- _GOAL_
Report how many lines of the records below include the word "screenshot". Give nothing but the number.

- _Collected data entries_
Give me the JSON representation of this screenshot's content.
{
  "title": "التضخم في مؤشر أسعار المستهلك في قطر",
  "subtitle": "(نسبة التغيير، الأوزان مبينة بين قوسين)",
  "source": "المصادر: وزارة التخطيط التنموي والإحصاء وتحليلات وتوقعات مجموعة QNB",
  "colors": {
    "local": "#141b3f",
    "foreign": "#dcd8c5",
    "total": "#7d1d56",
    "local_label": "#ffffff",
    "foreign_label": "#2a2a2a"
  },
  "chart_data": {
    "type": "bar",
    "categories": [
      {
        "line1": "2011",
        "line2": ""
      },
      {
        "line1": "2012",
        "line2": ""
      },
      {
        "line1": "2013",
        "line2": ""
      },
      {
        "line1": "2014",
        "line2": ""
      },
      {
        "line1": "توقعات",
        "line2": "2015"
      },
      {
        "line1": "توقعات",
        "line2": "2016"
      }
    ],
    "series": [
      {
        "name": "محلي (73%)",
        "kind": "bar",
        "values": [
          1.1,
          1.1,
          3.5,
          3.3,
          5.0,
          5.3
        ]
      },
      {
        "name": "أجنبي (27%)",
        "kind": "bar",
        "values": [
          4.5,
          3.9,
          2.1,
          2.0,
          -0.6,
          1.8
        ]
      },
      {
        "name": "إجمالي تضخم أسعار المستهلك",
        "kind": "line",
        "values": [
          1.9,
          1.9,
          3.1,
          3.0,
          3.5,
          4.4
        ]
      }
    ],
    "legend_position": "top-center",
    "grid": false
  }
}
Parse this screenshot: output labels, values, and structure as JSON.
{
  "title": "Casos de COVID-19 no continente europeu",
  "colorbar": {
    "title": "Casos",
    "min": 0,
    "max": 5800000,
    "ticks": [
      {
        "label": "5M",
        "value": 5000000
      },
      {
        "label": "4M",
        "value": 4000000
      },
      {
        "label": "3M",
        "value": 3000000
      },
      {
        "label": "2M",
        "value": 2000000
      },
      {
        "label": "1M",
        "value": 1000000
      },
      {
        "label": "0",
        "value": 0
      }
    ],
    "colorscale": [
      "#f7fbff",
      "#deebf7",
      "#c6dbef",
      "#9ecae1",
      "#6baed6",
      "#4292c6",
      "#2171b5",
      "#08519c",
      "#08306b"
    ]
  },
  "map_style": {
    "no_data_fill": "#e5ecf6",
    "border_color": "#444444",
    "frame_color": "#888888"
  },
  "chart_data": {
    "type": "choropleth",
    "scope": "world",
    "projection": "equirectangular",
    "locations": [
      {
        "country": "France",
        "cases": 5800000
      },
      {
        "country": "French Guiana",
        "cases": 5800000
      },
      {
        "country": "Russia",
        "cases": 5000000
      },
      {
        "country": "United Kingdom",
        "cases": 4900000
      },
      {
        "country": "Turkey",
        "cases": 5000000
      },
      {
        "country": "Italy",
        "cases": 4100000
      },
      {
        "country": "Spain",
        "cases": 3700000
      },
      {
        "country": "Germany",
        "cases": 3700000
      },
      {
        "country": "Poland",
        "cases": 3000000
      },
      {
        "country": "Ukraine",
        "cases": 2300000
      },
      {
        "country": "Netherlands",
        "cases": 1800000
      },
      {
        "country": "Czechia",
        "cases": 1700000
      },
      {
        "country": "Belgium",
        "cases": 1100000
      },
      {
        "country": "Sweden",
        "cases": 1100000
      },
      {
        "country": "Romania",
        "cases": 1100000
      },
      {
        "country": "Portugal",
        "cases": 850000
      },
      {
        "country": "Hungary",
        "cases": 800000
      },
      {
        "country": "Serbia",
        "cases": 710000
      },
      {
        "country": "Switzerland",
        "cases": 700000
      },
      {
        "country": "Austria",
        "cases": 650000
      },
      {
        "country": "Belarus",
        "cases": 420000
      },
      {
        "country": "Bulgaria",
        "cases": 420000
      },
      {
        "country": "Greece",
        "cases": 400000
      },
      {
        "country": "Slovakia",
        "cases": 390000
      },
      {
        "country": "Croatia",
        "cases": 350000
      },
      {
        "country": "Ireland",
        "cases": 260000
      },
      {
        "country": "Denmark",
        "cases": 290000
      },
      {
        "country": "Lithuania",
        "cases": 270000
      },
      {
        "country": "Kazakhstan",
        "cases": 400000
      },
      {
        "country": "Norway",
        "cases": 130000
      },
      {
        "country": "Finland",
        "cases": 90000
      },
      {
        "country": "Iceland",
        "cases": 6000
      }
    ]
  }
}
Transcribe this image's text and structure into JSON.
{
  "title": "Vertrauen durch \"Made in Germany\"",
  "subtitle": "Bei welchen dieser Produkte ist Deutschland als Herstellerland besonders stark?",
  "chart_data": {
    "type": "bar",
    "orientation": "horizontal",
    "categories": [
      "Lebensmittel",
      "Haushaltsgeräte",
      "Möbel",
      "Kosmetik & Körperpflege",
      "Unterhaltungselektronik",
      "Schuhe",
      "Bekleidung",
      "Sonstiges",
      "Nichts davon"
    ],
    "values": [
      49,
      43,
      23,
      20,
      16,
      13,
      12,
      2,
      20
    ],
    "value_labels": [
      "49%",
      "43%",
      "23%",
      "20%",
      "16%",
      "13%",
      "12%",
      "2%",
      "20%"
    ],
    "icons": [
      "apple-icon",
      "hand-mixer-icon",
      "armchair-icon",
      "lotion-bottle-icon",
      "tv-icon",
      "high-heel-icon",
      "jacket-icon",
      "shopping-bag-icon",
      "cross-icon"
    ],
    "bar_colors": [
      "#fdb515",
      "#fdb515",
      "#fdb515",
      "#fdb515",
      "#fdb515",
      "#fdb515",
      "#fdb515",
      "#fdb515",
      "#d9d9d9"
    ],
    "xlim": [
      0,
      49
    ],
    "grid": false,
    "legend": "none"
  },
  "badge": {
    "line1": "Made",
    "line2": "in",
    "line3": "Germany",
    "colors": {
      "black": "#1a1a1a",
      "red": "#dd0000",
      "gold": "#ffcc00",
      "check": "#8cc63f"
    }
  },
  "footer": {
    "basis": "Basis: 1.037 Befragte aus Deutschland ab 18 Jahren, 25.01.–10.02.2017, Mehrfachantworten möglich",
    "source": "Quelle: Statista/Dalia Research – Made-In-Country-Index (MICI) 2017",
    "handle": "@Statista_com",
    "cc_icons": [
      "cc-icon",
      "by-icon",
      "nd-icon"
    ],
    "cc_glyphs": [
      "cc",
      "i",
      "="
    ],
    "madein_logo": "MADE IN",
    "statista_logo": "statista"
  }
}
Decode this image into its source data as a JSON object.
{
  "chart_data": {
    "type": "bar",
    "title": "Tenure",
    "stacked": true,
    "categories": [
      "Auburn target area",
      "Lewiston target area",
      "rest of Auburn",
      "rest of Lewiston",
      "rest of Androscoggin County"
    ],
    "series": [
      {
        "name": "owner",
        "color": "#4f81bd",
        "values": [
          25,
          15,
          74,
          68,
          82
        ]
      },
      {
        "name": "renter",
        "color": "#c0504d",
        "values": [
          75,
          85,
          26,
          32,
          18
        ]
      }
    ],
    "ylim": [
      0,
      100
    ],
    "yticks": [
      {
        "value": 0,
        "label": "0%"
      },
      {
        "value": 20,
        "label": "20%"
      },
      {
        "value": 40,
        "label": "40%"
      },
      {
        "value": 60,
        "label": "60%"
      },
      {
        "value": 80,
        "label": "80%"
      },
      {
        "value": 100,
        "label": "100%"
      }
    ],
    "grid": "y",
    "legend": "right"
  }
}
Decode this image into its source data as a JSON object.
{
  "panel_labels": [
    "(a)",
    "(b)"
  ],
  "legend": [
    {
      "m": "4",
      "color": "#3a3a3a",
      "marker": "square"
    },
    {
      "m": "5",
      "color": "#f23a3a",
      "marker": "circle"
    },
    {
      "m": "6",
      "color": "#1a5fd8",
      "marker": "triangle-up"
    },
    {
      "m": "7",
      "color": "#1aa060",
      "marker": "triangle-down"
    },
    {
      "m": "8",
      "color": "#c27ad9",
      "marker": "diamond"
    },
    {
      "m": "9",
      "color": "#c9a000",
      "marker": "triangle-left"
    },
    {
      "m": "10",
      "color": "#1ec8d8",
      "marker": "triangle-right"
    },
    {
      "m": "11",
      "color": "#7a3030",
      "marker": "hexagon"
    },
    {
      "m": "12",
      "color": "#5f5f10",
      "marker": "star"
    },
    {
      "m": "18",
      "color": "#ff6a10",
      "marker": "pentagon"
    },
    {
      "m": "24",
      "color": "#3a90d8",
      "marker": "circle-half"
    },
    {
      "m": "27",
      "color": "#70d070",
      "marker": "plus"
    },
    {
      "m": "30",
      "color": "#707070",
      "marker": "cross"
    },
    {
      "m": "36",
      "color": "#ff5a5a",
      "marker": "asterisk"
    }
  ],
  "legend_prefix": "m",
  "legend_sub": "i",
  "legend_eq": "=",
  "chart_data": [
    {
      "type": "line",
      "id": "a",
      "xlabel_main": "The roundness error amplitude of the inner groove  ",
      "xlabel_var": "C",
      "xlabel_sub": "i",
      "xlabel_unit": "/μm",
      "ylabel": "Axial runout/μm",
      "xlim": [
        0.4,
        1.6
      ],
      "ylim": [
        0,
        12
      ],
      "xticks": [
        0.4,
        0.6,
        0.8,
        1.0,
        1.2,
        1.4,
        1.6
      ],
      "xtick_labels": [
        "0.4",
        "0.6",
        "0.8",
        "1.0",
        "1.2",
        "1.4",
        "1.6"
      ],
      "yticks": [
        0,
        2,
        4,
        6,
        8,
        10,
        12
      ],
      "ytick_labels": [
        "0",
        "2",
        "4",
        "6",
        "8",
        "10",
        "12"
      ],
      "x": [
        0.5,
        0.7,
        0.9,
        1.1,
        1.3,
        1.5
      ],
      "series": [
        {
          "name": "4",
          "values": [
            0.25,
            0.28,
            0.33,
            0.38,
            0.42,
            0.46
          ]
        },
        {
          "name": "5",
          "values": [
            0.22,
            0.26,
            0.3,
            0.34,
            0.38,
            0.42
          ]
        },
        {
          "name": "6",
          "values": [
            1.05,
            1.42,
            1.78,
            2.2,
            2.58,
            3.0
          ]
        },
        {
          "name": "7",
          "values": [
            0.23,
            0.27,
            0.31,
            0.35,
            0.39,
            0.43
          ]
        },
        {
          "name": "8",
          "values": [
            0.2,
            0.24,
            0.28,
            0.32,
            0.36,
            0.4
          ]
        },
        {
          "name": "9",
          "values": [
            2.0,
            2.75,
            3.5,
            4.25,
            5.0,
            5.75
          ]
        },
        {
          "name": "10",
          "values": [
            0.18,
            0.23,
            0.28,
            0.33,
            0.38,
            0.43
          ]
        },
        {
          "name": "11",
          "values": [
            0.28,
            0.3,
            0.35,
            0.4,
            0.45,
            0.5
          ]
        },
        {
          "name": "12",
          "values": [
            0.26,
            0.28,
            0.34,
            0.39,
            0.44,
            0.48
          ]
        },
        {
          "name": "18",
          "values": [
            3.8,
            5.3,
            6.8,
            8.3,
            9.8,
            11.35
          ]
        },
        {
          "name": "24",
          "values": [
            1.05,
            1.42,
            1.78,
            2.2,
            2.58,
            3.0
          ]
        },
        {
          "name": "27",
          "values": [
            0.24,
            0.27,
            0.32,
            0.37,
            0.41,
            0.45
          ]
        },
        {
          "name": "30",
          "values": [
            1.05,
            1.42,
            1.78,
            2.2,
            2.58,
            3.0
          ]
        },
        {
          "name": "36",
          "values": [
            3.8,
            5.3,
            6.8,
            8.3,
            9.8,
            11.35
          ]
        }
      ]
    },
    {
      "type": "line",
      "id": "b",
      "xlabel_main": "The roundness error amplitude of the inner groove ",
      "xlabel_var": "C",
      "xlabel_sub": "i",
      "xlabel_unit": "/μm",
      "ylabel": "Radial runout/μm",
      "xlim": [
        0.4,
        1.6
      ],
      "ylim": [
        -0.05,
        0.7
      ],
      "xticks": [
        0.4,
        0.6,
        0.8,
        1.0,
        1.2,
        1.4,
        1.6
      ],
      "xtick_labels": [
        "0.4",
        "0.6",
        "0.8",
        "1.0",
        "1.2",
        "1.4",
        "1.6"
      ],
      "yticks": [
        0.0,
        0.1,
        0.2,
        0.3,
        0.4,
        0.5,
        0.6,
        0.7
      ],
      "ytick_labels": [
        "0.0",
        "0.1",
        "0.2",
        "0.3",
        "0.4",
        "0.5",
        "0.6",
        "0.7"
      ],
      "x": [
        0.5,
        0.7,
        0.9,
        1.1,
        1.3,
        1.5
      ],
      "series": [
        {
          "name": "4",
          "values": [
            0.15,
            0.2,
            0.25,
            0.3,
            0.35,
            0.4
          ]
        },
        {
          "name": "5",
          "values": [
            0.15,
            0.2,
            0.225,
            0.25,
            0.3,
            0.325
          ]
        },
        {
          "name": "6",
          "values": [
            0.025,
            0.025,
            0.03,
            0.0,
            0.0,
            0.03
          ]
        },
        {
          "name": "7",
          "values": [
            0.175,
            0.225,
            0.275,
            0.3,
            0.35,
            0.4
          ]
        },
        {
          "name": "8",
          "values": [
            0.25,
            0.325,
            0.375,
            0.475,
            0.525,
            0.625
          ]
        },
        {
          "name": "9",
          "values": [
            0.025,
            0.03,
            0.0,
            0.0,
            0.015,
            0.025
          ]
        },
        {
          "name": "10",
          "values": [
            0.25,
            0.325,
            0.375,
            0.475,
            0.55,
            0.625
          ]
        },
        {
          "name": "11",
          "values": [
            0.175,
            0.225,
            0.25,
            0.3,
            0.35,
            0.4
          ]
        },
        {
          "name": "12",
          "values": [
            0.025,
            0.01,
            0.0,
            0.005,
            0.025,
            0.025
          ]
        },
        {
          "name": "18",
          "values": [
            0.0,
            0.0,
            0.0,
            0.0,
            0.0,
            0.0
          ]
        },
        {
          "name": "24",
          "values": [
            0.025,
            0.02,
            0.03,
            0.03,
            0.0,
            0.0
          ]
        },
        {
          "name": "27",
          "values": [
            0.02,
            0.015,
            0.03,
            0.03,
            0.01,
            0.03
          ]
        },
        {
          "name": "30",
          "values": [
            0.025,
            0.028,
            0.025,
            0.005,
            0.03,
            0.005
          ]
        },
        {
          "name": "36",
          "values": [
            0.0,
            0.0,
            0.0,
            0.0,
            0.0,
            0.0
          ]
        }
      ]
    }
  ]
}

- _FULL OUTPUT_
2